WHAT THIS TASK INVOLVES
Filter this material down to the lines that hold "DIAL", copying each one.

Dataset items
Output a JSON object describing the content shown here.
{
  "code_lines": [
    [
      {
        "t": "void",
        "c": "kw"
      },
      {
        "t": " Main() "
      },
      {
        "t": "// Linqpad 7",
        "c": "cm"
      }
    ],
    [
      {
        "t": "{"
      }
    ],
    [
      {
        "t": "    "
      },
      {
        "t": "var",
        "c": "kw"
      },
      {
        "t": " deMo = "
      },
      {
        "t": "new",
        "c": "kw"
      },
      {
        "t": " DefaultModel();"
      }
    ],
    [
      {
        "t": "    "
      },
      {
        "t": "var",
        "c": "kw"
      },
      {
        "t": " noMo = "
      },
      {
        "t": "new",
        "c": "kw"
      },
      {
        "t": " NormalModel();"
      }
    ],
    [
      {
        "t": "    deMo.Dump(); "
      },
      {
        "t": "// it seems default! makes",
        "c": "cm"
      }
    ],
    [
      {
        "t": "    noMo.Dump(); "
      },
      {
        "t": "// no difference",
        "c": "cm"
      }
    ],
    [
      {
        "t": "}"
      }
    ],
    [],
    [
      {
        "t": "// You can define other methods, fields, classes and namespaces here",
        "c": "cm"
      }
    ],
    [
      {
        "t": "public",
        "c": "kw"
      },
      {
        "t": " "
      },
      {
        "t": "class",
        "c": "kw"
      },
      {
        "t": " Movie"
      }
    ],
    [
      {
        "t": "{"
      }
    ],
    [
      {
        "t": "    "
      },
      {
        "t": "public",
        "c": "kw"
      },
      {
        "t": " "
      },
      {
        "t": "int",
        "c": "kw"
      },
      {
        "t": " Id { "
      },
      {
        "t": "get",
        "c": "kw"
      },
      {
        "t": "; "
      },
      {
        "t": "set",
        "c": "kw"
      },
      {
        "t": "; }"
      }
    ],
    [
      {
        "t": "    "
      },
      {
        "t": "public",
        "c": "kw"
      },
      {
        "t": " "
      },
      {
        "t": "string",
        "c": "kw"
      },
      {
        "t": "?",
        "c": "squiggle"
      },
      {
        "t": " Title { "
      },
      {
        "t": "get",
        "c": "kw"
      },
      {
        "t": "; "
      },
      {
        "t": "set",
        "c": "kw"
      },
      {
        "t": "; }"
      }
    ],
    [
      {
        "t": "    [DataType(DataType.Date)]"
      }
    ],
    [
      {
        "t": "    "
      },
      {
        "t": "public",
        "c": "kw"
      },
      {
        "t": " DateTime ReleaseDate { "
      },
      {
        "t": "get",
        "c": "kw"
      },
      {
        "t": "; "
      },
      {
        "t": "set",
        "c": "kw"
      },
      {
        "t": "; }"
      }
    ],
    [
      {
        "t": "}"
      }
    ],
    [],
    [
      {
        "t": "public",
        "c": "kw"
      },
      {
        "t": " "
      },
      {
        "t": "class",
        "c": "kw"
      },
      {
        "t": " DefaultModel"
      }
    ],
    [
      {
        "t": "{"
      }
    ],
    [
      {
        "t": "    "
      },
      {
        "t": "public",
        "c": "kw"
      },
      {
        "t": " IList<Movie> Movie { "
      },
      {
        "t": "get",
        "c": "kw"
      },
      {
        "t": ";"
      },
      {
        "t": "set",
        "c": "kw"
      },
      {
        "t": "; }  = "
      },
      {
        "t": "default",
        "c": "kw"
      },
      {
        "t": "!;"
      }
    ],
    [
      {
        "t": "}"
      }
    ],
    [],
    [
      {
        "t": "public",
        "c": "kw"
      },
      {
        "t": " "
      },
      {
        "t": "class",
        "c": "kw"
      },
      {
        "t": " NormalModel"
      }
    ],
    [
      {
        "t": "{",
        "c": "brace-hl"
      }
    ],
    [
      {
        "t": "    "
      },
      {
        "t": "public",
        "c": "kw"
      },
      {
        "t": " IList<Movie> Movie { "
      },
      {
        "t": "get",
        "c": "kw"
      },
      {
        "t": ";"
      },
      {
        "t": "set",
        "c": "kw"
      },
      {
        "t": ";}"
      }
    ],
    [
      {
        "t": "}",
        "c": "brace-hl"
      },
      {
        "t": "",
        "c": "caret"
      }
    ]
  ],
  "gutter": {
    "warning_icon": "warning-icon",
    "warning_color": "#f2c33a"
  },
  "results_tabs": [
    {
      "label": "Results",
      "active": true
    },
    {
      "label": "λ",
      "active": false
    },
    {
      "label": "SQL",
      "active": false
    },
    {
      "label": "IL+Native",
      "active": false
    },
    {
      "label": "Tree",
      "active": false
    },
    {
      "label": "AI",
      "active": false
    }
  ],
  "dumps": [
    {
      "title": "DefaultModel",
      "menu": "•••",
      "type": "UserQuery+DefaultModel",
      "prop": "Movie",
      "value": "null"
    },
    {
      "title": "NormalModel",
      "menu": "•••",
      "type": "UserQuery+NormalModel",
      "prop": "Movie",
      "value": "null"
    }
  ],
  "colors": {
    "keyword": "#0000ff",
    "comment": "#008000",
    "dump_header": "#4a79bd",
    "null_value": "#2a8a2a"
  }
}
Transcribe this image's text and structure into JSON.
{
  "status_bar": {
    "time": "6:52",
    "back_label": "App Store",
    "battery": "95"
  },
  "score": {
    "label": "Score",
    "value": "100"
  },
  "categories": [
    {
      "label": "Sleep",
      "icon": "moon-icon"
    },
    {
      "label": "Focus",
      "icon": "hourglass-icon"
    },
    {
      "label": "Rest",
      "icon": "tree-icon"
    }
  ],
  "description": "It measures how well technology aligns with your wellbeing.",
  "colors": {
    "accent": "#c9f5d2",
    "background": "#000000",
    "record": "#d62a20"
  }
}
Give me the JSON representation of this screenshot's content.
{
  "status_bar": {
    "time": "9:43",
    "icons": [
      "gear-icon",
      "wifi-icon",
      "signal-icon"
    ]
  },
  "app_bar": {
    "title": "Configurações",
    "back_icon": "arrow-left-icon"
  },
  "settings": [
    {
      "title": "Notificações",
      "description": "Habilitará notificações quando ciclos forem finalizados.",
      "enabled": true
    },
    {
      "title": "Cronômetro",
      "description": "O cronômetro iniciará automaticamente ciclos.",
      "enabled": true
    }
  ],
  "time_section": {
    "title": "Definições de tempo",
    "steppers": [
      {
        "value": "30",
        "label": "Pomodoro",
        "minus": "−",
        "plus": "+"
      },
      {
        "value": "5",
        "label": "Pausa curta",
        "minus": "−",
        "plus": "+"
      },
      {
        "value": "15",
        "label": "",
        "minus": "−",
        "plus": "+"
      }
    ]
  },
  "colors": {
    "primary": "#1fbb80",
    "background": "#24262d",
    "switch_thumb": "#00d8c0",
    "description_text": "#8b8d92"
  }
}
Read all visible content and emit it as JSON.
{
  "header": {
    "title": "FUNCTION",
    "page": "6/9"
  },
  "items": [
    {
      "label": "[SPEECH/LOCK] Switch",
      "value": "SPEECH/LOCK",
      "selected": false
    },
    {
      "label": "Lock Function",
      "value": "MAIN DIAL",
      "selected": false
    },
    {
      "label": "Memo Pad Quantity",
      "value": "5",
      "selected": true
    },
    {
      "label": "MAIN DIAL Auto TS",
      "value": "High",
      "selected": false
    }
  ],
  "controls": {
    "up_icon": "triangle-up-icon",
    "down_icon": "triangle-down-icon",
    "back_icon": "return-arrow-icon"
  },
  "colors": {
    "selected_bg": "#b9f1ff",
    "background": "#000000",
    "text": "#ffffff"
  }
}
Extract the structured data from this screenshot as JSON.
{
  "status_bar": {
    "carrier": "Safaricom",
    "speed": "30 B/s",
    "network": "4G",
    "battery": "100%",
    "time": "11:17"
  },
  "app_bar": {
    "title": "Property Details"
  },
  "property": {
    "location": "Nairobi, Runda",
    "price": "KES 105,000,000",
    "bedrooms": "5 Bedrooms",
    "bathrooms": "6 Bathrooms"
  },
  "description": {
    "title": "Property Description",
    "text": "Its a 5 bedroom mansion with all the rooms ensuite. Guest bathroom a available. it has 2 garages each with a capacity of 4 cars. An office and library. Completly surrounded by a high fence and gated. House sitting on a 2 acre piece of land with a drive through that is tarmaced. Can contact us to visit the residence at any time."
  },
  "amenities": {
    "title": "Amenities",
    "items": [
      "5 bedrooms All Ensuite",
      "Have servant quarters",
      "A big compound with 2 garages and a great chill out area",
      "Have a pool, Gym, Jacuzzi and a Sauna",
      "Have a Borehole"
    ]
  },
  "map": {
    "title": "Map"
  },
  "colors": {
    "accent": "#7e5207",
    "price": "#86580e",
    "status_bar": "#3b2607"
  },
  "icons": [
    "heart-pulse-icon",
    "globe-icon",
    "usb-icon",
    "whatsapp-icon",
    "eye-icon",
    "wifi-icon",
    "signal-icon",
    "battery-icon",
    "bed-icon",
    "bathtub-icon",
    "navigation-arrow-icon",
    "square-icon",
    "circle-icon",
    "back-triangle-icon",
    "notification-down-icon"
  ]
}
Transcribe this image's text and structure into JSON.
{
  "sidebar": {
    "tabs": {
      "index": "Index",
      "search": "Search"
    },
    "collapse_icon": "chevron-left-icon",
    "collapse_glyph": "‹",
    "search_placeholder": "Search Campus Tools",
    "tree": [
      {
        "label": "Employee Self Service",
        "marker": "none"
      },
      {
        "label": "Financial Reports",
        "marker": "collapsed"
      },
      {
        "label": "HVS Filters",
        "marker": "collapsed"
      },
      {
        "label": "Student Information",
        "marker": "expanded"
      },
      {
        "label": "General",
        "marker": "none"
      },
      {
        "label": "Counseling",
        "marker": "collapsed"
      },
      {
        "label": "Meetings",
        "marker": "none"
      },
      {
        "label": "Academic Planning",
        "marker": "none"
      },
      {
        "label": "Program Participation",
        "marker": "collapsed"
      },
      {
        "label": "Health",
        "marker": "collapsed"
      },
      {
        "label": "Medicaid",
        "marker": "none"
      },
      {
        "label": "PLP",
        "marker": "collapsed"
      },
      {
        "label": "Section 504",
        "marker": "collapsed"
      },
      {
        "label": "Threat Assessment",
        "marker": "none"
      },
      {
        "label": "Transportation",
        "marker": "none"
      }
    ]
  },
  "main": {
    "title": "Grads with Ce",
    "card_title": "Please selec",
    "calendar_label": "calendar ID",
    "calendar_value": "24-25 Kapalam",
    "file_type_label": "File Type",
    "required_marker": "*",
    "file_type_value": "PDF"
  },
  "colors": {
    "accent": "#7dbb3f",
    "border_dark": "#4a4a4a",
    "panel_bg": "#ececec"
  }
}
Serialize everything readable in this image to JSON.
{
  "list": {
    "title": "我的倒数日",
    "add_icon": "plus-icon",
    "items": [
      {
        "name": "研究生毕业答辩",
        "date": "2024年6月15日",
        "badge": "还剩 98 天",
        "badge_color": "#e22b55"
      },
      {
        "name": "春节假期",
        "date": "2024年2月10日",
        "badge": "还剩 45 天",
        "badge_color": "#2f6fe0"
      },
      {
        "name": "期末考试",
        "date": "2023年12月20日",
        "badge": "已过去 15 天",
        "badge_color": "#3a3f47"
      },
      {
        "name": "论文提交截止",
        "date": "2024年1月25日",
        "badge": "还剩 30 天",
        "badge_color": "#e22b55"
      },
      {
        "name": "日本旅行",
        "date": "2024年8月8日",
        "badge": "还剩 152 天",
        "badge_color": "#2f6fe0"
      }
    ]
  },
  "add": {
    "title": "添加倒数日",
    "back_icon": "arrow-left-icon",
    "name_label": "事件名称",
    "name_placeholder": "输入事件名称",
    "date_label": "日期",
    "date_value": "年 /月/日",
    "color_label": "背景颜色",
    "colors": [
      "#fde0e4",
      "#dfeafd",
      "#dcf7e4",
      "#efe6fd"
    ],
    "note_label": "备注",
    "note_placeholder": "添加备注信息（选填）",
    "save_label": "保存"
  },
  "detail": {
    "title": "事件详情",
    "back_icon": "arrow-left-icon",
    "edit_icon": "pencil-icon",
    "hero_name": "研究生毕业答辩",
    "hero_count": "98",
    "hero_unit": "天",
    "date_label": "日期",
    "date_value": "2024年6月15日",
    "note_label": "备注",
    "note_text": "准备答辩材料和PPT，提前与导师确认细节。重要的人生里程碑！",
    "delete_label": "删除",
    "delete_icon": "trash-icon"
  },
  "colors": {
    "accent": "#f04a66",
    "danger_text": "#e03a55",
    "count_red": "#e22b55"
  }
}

FINAL RESULT
      "value": "MAIN DIAL",
      "label": "MAIN DIAL Auto TS",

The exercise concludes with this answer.